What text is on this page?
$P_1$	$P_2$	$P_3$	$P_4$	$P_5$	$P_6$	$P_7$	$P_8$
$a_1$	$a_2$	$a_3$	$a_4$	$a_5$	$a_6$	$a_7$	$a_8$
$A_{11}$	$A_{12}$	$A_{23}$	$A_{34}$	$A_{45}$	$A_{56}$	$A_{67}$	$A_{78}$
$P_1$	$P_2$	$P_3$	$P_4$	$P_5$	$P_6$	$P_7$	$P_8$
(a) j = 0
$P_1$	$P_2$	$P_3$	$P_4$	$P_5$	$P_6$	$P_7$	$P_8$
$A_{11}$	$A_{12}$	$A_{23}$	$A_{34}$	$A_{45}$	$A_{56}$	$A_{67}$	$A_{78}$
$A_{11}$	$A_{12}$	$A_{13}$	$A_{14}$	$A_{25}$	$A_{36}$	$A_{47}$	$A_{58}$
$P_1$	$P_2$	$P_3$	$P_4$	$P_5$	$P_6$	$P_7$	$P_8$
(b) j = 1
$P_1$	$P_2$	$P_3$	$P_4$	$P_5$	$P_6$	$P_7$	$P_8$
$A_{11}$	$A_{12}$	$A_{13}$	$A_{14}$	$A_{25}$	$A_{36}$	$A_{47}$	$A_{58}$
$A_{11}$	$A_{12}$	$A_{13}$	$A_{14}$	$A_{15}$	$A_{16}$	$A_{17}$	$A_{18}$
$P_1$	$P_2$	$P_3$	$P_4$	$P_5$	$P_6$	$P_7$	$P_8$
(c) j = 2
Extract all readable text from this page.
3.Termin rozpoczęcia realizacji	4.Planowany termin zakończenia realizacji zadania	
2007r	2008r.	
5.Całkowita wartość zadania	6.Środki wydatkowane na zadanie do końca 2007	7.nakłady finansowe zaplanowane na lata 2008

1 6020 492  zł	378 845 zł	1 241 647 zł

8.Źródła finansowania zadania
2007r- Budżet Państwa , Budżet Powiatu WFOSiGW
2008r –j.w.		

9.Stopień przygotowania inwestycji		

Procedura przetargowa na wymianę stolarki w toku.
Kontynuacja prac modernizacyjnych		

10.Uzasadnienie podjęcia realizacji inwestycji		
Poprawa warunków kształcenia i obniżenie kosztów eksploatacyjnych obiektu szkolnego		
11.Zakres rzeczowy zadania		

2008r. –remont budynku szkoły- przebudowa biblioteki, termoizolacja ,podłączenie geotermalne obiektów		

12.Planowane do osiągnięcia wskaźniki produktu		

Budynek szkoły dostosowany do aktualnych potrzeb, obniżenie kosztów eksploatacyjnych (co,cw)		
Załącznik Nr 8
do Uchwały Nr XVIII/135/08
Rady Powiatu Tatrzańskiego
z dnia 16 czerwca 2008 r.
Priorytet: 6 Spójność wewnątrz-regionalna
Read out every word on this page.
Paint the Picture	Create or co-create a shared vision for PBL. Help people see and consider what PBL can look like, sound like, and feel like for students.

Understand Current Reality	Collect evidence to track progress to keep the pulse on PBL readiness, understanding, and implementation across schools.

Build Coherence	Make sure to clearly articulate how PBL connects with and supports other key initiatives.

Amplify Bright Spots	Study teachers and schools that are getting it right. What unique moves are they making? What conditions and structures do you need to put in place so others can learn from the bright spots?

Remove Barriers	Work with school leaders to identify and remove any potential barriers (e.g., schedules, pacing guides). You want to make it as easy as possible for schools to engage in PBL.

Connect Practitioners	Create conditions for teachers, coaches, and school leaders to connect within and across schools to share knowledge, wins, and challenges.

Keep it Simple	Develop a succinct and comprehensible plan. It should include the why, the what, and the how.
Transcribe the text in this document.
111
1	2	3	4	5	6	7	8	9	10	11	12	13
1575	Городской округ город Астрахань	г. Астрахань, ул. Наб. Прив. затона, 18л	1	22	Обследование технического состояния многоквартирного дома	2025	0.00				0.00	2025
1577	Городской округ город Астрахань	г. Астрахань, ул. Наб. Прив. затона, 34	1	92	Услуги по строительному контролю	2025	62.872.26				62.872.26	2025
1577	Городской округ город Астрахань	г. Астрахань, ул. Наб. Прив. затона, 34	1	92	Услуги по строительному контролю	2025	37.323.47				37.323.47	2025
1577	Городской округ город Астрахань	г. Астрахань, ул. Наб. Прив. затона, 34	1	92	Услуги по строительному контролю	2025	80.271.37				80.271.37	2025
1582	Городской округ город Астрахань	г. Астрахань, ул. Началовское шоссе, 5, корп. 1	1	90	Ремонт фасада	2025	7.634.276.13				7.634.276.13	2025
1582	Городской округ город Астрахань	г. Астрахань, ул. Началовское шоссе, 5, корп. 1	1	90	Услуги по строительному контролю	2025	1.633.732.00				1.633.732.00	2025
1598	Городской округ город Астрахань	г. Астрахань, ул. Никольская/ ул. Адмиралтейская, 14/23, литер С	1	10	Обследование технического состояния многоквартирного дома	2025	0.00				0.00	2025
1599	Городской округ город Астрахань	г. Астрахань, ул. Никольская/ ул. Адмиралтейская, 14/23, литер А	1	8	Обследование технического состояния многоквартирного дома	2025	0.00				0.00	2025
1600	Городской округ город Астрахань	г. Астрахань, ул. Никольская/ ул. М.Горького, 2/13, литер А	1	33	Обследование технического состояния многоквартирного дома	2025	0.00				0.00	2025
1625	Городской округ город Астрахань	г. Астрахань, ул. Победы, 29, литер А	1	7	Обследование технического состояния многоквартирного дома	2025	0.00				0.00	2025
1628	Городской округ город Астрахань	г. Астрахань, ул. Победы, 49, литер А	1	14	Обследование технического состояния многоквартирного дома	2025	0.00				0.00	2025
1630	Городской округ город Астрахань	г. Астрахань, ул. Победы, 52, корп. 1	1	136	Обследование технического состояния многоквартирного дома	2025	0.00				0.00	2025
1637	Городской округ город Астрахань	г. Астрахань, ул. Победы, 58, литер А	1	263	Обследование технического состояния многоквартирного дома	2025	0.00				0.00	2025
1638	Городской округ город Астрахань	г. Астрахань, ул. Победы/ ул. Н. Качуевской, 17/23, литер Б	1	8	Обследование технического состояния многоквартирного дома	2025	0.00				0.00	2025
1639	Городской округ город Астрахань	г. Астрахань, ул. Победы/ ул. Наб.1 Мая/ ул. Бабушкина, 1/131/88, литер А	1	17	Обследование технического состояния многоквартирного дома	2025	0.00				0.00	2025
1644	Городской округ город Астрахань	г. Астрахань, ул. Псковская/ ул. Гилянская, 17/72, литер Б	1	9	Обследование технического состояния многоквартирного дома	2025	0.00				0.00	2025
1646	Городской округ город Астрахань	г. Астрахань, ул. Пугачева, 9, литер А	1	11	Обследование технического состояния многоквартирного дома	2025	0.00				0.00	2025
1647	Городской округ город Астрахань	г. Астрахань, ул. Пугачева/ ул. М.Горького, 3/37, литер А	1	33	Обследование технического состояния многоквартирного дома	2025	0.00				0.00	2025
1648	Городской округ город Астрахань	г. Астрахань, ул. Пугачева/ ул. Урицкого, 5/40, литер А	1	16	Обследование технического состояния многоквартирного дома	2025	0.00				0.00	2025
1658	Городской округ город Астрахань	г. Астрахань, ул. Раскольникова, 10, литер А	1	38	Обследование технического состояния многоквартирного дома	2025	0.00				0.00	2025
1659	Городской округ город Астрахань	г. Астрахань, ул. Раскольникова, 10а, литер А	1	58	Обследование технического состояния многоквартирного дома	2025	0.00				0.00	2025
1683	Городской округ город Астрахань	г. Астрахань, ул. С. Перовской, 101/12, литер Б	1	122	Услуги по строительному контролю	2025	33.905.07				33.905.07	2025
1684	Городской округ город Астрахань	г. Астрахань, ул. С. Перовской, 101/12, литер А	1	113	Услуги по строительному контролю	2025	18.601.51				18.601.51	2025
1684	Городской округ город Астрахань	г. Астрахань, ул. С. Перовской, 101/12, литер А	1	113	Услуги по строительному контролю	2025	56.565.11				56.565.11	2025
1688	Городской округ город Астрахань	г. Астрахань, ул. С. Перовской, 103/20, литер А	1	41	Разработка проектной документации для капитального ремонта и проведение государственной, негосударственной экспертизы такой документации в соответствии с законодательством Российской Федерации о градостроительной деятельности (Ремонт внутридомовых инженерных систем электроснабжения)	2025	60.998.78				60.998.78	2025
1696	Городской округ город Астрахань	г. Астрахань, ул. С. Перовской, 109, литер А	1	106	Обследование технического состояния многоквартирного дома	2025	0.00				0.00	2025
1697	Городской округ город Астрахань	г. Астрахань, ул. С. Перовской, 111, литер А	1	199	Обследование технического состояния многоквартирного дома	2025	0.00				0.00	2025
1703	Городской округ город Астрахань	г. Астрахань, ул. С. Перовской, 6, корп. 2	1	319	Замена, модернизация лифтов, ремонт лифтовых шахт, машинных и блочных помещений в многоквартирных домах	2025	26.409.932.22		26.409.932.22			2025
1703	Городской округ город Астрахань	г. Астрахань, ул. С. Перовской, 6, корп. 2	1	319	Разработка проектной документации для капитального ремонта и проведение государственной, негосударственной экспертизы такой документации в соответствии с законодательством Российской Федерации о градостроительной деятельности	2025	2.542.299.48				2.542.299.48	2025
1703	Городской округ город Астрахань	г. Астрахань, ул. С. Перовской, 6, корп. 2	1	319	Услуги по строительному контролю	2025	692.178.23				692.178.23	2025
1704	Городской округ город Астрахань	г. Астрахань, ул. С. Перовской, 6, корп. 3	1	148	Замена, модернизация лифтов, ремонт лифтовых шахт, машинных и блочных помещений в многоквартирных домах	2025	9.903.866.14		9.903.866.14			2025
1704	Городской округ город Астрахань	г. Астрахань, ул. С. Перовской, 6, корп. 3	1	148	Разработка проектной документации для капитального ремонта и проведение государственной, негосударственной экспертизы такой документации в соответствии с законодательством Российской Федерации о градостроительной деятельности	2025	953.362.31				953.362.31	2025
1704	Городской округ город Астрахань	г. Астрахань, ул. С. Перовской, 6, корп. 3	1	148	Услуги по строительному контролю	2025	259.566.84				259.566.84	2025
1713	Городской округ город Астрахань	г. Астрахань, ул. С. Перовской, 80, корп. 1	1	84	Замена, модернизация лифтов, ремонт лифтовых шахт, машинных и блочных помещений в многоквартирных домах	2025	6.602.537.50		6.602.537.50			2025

**TASK DIRECTIONS**
Within the data above, pick out all lines holding the word "Powiatu".

**CORRECT RESPONSE**
2007r- Budżet Państwa , Budżet Powiatu WFOSiGW
Rady Powiatu Tatrzańskiego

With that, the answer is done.